» **What the task asks**
Quote the entries in full, character for character, without their images.

+++ Exercise inputs

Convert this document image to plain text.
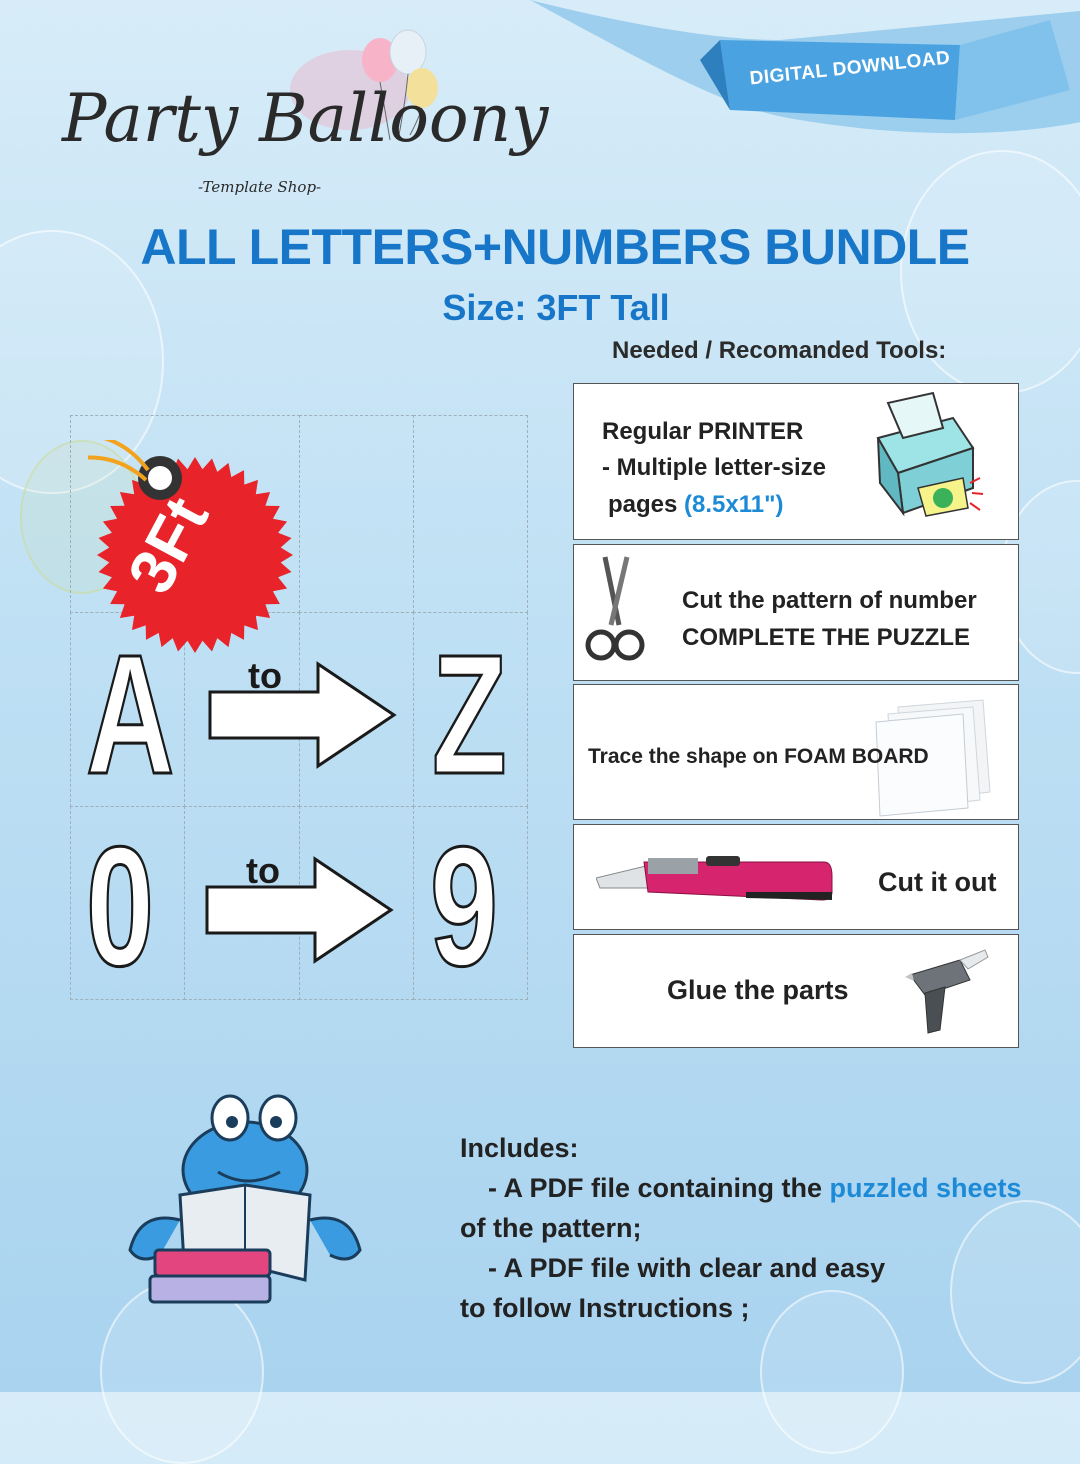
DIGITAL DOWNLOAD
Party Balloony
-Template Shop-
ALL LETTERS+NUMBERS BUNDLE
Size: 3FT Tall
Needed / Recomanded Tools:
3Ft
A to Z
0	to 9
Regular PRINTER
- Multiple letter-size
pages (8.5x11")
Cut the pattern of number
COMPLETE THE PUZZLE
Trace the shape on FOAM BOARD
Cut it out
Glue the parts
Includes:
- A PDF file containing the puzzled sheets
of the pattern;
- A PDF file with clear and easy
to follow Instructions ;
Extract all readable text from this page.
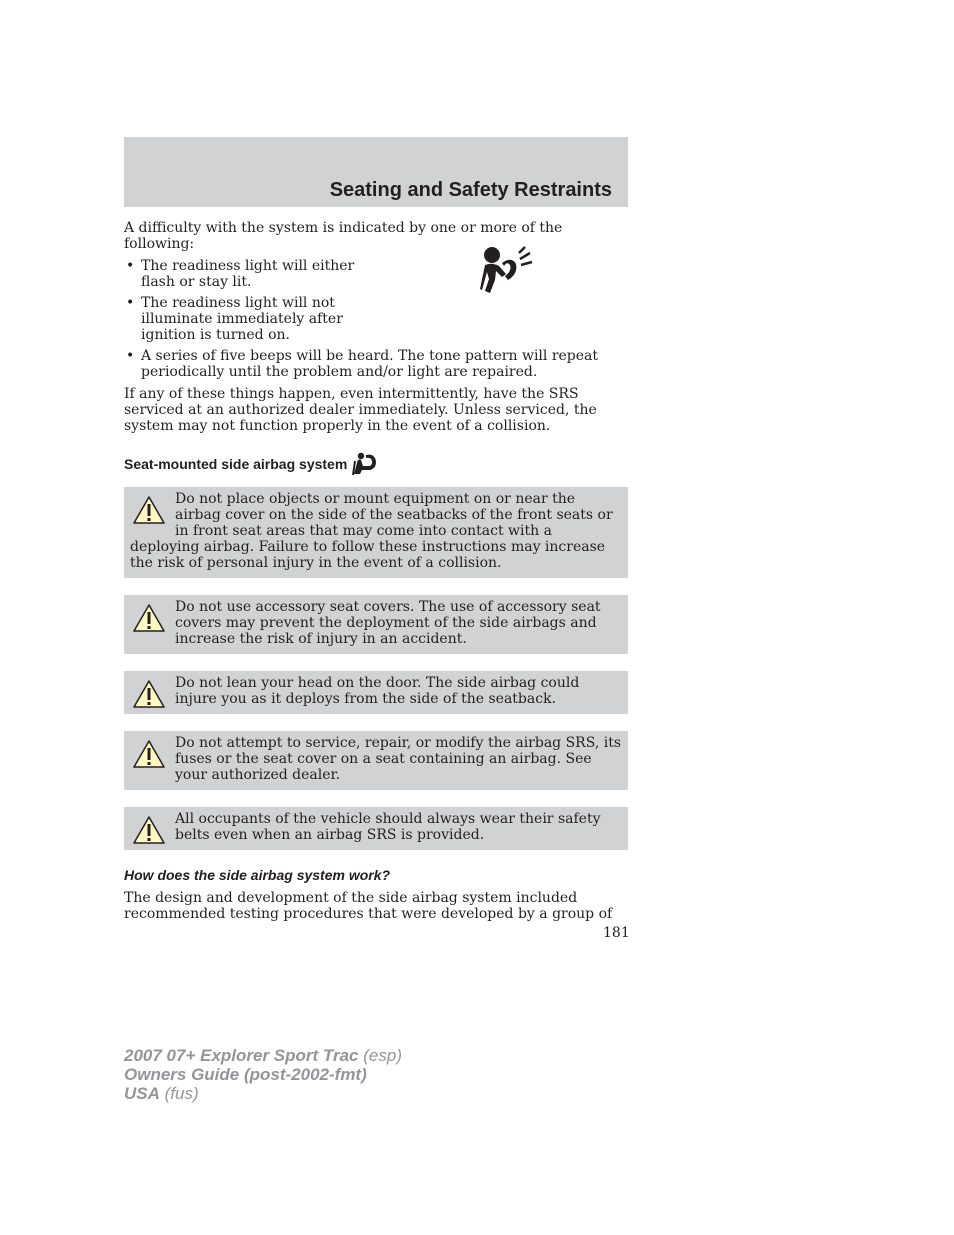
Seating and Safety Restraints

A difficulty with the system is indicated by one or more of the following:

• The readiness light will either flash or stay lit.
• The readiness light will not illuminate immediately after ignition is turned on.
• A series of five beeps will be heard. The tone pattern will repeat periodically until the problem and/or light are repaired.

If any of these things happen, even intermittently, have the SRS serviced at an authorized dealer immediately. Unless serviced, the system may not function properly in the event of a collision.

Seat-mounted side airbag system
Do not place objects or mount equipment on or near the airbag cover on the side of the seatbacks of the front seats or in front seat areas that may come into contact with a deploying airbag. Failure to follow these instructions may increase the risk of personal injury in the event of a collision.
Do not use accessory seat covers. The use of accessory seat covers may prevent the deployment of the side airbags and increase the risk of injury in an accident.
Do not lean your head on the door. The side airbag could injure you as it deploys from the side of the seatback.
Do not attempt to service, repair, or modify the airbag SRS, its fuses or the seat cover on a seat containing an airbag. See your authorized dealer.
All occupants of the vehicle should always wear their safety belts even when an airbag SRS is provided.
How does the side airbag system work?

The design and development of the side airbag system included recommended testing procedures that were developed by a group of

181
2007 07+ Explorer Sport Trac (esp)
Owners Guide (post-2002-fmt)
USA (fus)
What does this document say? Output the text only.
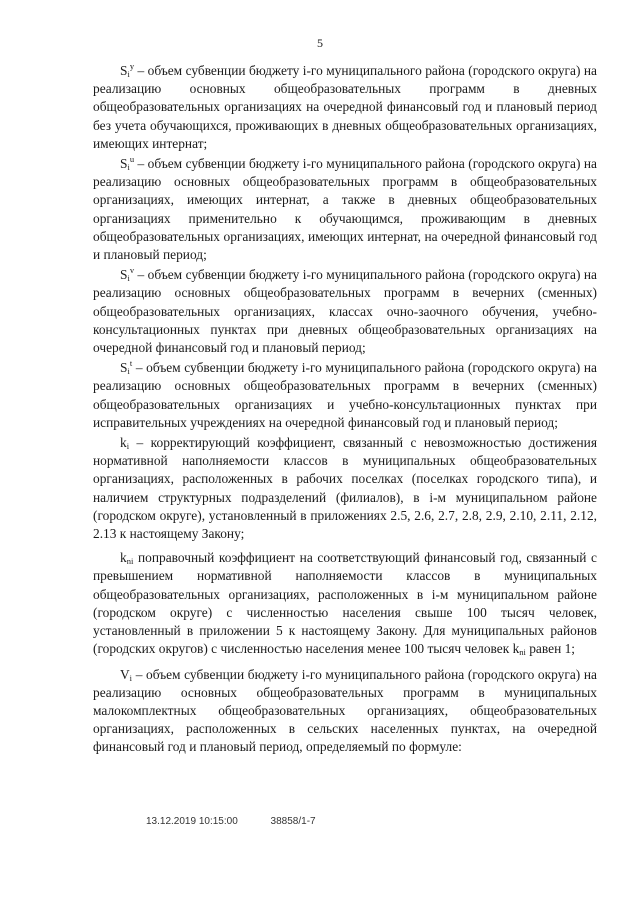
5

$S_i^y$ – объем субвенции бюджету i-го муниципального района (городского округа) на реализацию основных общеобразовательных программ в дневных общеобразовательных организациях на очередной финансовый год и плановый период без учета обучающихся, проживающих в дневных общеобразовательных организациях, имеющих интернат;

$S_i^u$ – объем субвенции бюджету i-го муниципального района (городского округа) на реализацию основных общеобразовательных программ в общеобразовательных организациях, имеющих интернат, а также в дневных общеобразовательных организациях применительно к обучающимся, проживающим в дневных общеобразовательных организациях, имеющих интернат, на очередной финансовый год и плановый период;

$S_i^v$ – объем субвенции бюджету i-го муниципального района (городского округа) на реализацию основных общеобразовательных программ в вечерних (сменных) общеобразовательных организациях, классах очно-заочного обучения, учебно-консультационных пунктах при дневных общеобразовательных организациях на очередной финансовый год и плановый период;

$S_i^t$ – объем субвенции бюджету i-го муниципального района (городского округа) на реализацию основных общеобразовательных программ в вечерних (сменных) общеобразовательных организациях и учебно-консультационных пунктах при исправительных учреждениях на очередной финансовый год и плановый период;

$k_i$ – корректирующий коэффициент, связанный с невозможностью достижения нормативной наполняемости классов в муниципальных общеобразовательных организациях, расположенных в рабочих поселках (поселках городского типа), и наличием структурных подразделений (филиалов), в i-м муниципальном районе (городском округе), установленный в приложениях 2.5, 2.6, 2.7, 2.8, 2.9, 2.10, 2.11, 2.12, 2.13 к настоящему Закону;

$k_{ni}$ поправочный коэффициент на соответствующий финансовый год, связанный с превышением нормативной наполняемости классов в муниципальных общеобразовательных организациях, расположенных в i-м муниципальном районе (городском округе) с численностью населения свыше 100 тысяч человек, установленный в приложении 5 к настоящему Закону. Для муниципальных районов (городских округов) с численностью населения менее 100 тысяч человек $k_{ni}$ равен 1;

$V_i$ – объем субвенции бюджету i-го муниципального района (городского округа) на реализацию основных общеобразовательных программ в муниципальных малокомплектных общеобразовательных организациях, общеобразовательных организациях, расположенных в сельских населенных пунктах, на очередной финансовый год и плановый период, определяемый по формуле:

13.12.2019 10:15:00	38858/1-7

++++++

» **Answer to the exercise**
Convert this document image to plain text.
DIGITAL DOWNLOAD
Party Balloony
-Template Shop-
ALL LETTERS+NUMBERS BUNDLE
Size: 3FT Tall
Needed / Recomanded Tools:
3Ft
A to Z
0	to 9
Regular PRINTER
- Multiple letter-size
pages (8.5x11")
Cut the pattern of number
COMPLETE THE PUZZLE
Trace the shape on FOAM BOARD
Cut it out
Glue the parts
Includes:
- A PDF file containing the puzzled sheets
of the pattern;
- A PDF file with clear and easy
to follow Instructions ;
Extract all readable text from this page.
Seating and Safety Restraints

A difficulty with the system is indicated by one or more of the following:

• The readiness light will either flash or stay lit.
• The readiness light will not illuminate immediately after ignition is turned on.
• A series of five beeps will be heard. The tone pattern will repeat periodically until the problem and/or light are repaired.

If any of these things happen, even intermittently, have the SRS serviced at an authorized dealer immediately. Unless serviced, the system may not function properly in the event of a collision.

Seat-mounted side airbag system
Do not place objects or mount equipment on or near the airbag cover on the side of the seatbacks of the front seats or in front seat areas that may come into contact with a deploying airbag. Failure to follow these instructions may increase the risk of personal injury in the event of a collision.
Do not use accessory seat covers. The use of accessory seat covers may prevent the deployment of the side airbags and increase the risk of injury in an accident.
Do not lean your head on the door. The side airbag could injure you as it deploys from the side of the seatback.
Do not attempt to service, repair, or modify the airbag SRS, its fuses or the seat cover on a seat containing an airbag. See your authorized dealer.
All occupants of the vehicle should always wear their safety belts even when an airbag SRS is provided.
How does the side airbag system work?

The design and development of the side airbag system included recommended testing procedures that were developed by a group of

181
2007 07+ Explorer Sport Trac (esp)
Owners Guide (post-2002-fmt)
USA (fus)
What does this document say? Output the text only.
5

$S_i^y$ – объем субвенции бюджету i-го муниципального района (городского округа) на реализацию основных общеобразовательных программ в дневных общеобразовательных организациях на очередной финансовый год и плановый период без учета обучающихся, проживающих в дневных общеобразовательных организациях, имеющих интернат;

$S_i^u$ – объем субвенции бюджету i-го муниципального района (городского округа) на реализацию основных общеобразовательных программ в общеобразовательных организациях, имеющих интернат, а также в дневных общеобразовательных организациях применительно к обучающимся, проживающим в дневных общеобразовательных организациях, имеющих интернат, на очередной финансовый год и плановый период;

$S_i^v$ – объем субвенции бюджету i-го муниципального района (городского округа) на реализацию основных общеобразовательных программ в вечерних (сменных) общеобразовательных организациях, классах очно-заочного обучения, учебно-консультационных пунктах при дневных общеобразовательных организациях на очередной финансовый год и плановый период;

$S_i^t$ – объем субвенции бюджету i-го муниципального района (городского округа) на реализацию основных общеобразовательных программ в вечерних (сменных) общеобразовательных организациях и учебно-консультационных пунктах при исправительных учреждениях на очередной финансовый год и плановый период;

$k_i$ – корректирующий коэффициент, связанный с невозможностью достижения нормативной наполняемости классов в муниципальных общеобразовательных организациях, расположенных в рабочих поселках (поселках городского типа), и наличием структурных подразделений (филиалов), в i-м муниципальном районе (городском округе), установленный в приложениях 2.5, 2.6, 2.7, 2.8, 2.9, 2.10, 2.11, 2.12, 2.13 к настоящему Закону;

$k_{ni}$ поправочный коэффициент на соответствующий финансовый год, связанный с превышением нормативной наполняемости классов в муниципальных общеобразовательных организациях, расположенных в i-м муниципальном районе (городском округе) с численностью населения свыше 100 тысяч человек, установленный в приложении 5 к настоящему Закону. Для муниципальных районов (городских округов) с численностью населения менее 100 тысяч человек $k_{ni}$ равен 1;

$V_i$ – объем субвенции бюджету i-го муниципального района (городского округа) на реализацию основных общеобразовательных программ в муниципальных малокомплектных общеобразовательных организациях, общеобразовательных организациях, расположенных в сельских населенных пунктах, на очередной финансовый год и плановый период, определяемый по формуле:

13.12.2019 10:15:00	38858/1-7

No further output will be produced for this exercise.